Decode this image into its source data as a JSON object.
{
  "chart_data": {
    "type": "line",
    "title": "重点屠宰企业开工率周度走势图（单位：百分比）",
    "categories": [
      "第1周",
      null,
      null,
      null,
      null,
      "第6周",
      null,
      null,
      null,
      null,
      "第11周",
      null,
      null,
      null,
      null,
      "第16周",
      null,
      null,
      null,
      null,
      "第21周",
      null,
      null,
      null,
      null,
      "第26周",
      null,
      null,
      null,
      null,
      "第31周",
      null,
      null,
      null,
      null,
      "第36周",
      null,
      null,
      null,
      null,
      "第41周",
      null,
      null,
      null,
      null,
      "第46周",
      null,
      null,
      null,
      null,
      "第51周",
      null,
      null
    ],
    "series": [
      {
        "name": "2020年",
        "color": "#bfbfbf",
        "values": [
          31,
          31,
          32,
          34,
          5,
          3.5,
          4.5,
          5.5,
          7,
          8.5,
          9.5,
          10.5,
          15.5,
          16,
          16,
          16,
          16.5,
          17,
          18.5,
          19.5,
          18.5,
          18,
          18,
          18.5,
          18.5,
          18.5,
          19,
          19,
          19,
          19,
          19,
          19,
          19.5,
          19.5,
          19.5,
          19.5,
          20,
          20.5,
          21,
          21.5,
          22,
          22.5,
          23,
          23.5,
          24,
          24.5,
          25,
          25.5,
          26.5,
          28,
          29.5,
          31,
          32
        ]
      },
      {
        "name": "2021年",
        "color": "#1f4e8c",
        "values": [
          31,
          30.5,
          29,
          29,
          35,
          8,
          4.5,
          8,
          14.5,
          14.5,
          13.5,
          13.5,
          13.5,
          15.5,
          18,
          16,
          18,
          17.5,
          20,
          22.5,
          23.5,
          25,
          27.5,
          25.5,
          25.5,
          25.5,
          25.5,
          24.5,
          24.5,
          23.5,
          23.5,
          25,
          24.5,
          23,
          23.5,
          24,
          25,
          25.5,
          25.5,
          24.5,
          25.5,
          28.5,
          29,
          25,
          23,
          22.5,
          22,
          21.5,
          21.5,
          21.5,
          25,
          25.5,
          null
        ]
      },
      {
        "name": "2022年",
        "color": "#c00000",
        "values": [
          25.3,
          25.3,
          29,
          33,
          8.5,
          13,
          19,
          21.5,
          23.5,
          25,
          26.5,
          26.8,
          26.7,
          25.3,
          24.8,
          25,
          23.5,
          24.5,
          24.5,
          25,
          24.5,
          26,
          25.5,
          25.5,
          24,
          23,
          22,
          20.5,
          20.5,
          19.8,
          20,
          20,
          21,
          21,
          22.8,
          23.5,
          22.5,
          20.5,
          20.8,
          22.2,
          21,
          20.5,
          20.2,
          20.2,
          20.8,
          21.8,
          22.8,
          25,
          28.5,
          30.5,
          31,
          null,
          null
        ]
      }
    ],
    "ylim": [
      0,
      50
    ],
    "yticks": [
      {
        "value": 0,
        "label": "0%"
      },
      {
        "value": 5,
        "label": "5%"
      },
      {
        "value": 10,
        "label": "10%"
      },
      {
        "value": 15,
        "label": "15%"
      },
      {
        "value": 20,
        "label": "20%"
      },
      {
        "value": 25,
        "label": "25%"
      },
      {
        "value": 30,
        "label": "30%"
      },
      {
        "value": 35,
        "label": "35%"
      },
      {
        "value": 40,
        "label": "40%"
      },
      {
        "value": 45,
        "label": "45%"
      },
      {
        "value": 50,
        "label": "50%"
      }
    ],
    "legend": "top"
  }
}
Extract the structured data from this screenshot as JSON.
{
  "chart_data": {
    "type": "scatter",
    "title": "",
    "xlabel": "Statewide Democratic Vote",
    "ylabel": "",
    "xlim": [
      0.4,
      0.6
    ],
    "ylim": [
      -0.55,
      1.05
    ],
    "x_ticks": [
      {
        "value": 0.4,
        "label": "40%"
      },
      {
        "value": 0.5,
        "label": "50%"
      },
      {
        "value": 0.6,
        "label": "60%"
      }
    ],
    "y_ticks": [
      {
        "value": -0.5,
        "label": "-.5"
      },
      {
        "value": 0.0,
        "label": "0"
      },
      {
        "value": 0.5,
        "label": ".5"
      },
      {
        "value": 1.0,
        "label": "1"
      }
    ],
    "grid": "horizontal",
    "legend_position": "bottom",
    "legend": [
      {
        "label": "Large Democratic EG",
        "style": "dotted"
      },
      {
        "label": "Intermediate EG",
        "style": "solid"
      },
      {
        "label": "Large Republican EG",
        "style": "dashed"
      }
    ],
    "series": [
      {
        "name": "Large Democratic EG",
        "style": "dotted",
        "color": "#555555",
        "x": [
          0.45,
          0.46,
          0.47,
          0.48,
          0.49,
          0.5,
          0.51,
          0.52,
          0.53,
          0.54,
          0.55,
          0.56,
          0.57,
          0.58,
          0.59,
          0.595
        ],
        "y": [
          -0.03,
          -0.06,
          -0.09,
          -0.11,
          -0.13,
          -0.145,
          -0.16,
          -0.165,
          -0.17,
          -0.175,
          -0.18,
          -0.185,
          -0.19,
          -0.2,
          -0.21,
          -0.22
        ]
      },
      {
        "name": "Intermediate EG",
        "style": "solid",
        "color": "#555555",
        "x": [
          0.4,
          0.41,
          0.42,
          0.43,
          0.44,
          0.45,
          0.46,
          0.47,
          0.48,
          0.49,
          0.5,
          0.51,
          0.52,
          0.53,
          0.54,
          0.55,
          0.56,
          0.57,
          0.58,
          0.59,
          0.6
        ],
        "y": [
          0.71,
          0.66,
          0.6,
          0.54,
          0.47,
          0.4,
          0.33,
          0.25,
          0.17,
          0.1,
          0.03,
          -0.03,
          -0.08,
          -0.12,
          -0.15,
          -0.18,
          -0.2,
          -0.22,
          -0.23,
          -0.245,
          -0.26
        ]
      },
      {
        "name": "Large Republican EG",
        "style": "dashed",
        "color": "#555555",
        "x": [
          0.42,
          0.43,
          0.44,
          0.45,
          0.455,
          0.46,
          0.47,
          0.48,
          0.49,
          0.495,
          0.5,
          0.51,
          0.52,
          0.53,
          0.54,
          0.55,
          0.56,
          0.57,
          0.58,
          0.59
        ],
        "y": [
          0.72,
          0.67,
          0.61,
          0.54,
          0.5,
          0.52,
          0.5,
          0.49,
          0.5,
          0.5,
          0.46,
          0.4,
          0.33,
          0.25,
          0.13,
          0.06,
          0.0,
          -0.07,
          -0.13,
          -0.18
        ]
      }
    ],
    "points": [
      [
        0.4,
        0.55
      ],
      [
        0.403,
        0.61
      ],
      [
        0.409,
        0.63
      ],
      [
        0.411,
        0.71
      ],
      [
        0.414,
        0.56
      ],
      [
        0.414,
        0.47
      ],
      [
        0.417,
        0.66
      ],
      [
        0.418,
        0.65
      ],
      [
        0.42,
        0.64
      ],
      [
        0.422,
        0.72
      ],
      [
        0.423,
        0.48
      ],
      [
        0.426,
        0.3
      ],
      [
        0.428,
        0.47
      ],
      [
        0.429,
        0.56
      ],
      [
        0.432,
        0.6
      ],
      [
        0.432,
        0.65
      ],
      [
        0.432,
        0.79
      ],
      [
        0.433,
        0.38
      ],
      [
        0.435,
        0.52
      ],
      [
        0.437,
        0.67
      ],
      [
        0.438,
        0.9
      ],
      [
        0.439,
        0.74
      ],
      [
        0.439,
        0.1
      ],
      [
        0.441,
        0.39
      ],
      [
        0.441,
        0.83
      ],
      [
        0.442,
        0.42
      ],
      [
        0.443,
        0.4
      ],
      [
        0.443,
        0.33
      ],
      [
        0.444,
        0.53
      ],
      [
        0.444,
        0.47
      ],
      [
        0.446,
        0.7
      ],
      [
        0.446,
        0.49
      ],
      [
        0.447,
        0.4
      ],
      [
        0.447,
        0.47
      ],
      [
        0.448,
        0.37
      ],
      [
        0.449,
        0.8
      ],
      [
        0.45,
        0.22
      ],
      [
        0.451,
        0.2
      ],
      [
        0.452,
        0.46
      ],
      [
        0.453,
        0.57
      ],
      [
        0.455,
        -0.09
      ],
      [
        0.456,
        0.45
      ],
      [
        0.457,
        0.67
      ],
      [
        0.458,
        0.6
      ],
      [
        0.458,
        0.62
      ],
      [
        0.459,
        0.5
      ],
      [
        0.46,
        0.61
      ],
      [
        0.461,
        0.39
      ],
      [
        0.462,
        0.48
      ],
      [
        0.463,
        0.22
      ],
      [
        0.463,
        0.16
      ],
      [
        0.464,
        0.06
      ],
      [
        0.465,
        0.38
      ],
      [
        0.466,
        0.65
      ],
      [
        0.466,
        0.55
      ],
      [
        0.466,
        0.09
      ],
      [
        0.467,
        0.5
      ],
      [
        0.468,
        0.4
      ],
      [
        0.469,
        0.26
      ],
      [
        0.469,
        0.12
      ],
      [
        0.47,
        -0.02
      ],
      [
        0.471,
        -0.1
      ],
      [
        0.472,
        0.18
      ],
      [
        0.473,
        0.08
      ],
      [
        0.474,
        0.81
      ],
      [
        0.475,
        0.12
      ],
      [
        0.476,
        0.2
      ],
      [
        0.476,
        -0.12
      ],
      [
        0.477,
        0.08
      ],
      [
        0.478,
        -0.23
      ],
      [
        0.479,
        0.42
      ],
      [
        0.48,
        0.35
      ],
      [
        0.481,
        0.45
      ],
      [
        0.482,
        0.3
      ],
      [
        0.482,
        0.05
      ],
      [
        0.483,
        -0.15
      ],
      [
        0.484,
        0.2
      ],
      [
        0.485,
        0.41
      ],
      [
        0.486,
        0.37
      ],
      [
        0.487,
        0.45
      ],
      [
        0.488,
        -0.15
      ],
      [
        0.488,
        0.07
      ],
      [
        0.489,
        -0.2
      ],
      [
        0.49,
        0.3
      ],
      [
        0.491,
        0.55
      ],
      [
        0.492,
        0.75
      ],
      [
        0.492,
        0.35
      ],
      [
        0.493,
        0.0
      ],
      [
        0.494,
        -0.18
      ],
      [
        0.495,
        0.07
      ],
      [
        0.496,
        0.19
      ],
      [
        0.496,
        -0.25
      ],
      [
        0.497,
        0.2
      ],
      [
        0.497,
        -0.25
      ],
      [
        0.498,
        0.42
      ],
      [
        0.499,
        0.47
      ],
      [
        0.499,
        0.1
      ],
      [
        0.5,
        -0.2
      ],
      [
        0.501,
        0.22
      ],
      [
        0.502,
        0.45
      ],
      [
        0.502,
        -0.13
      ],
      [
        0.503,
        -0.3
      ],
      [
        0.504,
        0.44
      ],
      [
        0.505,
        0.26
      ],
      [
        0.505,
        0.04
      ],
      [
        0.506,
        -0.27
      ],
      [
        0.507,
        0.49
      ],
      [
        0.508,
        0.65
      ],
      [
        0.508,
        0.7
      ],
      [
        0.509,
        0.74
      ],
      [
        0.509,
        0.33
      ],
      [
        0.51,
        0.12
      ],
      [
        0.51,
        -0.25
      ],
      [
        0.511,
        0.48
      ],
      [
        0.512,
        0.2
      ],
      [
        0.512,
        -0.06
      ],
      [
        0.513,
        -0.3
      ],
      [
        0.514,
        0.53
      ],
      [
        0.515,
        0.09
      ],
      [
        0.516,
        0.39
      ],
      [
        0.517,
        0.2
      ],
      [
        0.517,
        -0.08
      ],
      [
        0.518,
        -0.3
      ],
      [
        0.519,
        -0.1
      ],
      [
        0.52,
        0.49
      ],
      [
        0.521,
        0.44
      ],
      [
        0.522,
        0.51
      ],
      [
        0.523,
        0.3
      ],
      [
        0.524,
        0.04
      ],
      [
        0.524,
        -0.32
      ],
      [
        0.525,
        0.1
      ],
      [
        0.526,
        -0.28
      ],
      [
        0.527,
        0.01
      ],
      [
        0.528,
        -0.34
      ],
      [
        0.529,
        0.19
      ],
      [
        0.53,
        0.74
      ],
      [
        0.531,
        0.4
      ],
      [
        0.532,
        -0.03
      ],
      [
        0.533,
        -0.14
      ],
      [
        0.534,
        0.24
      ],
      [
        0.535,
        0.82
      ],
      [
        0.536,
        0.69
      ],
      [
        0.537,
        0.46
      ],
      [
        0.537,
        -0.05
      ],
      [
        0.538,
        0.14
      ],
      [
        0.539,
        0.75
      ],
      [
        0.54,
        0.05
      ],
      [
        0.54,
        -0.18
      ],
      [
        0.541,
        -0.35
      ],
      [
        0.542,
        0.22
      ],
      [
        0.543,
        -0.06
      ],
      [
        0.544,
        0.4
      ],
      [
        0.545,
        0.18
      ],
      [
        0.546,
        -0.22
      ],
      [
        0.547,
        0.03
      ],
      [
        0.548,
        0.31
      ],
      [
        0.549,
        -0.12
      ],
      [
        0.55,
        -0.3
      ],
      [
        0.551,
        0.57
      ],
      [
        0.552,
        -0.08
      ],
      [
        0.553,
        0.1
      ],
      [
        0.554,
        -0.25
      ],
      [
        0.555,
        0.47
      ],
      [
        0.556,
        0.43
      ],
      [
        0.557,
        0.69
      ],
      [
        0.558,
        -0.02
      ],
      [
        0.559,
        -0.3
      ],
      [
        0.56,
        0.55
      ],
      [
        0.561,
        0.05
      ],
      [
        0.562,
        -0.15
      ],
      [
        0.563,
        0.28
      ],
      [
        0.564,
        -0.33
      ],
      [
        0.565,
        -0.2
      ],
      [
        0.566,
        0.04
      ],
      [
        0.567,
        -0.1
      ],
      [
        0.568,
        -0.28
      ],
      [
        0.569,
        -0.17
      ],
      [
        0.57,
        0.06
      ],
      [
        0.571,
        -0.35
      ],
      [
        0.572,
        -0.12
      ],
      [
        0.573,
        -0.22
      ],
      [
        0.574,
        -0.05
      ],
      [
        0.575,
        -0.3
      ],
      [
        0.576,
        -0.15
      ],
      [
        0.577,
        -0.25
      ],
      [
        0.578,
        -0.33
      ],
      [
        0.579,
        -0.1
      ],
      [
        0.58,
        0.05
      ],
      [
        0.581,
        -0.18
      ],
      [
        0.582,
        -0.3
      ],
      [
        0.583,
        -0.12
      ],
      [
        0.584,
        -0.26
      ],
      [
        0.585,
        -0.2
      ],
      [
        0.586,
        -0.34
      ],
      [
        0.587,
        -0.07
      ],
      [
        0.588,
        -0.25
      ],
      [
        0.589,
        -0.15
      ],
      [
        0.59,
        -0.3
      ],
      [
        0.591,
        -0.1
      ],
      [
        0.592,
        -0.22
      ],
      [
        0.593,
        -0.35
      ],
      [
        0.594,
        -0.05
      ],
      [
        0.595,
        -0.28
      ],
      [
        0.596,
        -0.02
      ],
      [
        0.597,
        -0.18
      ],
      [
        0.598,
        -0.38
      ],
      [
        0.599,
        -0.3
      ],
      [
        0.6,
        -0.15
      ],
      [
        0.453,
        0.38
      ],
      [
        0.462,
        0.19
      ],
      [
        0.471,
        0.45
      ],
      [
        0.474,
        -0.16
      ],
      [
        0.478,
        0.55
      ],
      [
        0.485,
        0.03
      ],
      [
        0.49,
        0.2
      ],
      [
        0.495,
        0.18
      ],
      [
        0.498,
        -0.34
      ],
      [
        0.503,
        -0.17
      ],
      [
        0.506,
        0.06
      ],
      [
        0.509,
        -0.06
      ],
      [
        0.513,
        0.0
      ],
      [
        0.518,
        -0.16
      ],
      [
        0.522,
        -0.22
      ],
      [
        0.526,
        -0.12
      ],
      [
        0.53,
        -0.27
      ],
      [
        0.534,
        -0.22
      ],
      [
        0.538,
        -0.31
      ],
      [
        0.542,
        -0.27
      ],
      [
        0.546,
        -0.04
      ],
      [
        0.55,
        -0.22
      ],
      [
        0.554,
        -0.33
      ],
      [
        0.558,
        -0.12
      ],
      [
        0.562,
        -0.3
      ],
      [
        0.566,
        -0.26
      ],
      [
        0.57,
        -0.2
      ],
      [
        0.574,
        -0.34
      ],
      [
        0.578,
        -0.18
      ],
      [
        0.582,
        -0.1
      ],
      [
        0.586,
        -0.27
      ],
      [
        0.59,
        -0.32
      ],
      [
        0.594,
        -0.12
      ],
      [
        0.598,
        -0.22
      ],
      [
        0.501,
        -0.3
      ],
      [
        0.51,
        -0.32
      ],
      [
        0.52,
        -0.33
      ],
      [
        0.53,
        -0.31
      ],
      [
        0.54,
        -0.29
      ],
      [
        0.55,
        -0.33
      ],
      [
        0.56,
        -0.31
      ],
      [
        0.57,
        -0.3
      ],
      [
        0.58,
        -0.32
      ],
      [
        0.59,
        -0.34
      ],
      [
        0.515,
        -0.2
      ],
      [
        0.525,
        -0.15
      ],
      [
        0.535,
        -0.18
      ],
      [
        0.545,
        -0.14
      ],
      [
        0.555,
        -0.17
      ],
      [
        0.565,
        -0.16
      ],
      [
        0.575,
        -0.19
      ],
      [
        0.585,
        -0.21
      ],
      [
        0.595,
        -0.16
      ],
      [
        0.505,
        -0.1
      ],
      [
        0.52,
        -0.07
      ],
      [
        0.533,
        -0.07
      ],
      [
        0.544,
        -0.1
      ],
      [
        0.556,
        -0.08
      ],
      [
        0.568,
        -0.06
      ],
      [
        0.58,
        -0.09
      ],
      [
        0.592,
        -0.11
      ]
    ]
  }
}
-*-
_Exercise objective_. Report how many lines in the data contain the word "Republican", with no words besides the number.

_Solution for this exercise_. 2